──────── Exercise inputs ────────

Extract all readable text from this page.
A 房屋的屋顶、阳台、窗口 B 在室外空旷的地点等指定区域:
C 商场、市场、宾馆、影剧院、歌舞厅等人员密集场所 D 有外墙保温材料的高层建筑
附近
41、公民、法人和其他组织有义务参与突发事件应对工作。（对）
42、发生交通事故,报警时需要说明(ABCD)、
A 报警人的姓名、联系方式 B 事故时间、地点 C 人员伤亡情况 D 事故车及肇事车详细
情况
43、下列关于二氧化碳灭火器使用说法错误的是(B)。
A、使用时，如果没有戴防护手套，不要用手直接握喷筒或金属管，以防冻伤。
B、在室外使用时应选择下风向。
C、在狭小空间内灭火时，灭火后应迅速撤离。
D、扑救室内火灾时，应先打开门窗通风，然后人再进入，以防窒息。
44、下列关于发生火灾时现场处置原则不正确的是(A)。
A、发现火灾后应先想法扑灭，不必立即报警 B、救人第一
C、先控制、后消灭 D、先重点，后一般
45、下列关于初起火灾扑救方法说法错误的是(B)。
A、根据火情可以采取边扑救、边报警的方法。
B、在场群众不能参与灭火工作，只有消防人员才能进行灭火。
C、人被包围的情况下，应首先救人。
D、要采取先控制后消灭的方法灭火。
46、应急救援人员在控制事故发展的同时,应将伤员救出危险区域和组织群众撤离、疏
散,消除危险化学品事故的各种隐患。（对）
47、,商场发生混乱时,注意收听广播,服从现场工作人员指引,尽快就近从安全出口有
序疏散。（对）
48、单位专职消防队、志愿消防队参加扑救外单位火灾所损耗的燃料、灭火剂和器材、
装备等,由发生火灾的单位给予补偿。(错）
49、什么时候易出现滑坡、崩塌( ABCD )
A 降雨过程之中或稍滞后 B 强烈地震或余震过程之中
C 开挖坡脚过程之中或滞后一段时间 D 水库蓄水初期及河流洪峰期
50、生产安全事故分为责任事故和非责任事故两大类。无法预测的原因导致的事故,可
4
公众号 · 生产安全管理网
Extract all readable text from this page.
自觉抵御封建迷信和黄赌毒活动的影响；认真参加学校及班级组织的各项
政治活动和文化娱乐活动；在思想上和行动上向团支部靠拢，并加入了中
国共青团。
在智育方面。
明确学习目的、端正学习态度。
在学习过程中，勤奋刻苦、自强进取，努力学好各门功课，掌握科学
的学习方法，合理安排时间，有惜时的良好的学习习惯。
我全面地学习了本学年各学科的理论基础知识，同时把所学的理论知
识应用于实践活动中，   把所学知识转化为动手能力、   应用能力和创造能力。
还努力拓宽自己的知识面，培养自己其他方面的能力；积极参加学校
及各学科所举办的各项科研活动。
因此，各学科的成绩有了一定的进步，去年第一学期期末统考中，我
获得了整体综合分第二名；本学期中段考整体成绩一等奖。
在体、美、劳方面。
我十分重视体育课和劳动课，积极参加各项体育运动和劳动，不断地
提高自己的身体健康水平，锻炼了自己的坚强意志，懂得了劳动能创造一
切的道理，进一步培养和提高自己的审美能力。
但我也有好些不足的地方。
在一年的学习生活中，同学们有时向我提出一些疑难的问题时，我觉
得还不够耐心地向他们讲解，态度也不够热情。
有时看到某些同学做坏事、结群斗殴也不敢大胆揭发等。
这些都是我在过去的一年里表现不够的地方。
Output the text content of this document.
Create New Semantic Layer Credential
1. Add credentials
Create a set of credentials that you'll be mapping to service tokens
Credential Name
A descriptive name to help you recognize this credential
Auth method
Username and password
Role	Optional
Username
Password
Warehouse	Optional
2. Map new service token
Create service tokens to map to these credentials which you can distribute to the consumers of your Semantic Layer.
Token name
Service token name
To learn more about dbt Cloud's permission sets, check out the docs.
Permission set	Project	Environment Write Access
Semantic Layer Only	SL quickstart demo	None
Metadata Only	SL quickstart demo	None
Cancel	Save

────────
──────── Exercise inputs ────────

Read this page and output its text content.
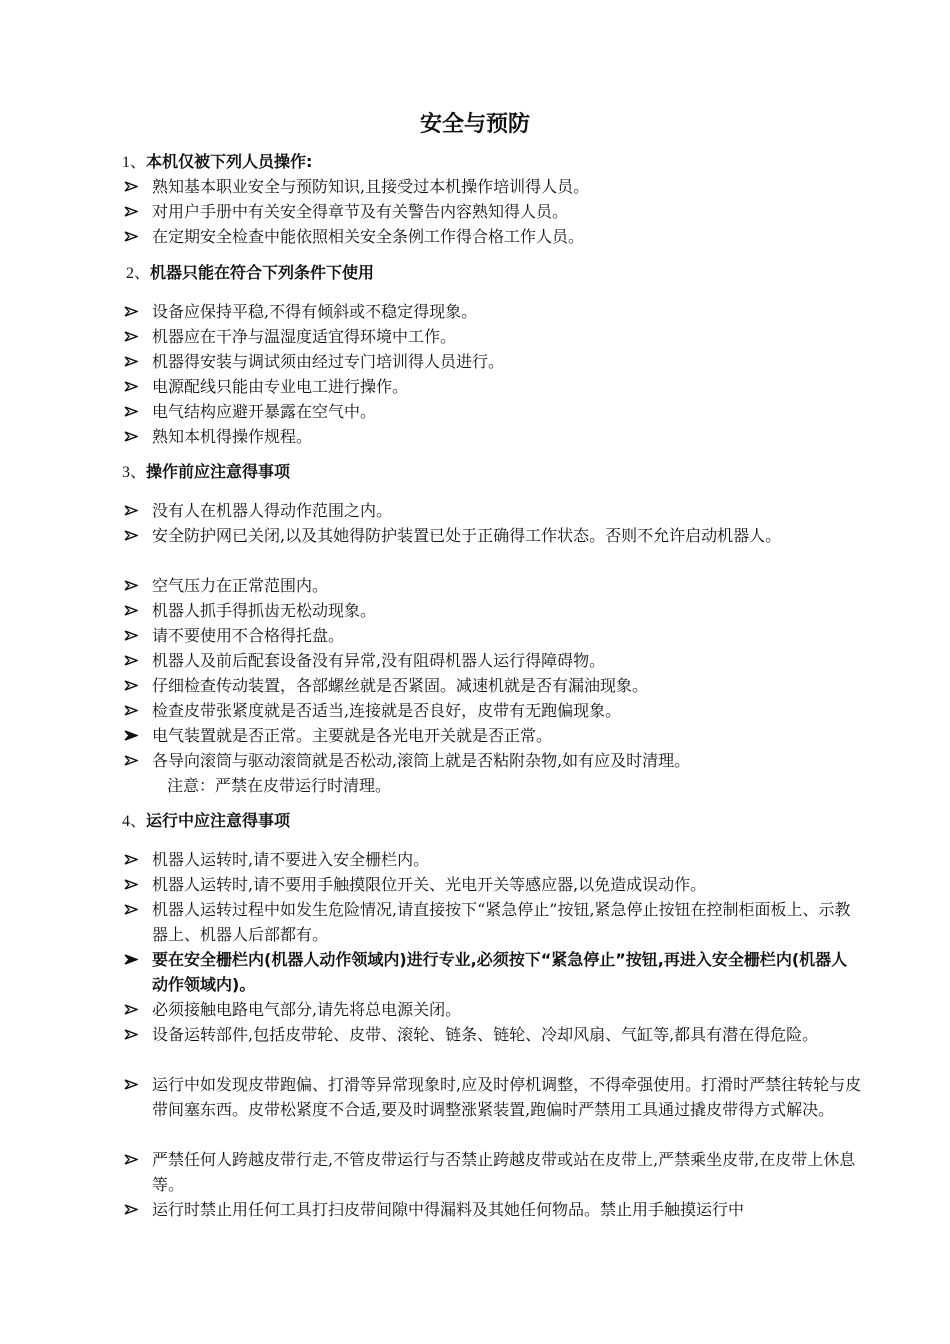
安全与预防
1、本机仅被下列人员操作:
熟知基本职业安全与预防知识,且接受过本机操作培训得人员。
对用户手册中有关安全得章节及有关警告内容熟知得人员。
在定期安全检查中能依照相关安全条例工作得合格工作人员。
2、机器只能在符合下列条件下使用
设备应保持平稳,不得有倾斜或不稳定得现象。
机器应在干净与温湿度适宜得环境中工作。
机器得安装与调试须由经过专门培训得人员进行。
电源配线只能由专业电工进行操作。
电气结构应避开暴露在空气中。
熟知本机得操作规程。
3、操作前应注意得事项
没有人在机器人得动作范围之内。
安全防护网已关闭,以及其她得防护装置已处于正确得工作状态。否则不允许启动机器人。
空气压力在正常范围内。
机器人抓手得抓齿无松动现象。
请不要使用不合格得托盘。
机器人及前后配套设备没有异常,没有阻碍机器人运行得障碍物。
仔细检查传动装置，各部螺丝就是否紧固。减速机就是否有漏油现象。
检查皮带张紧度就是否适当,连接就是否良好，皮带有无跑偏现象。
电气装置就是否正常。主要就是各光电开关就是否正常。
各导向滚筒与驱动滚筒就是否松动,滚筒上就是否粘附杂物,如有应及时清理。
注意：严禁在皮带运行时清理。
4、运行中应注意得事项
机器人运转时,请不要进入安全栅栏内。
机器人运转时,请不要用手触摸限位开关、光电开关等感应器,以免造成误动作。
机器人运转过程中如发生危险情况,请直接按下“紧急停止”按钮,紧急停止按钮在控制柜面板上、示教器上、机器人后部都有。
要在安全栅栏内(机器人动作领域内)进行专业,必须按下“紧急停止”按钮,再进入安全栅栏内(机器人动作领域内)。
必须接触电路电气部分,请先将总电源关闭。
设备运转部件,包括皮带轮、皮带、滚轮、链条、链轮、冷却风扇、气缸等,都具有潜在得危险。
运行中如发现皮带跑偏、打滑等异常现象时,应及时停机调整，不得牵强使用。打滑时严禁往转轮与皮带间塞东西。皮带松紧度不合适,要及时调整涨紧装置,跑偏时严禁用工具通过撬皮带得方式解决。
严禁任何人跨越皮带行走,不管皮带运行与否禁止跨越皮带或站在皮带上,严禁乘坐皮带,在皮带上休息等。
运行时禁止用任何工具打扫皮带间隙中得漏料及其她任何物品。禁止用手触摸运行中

────────

== Exercise ==
Copy out each line of the entries that holds "Only".

== Answer to this exercise ==
Semantic Layer Only	SL quickstart demo	None
Metadata Only	SL quickstart demo	None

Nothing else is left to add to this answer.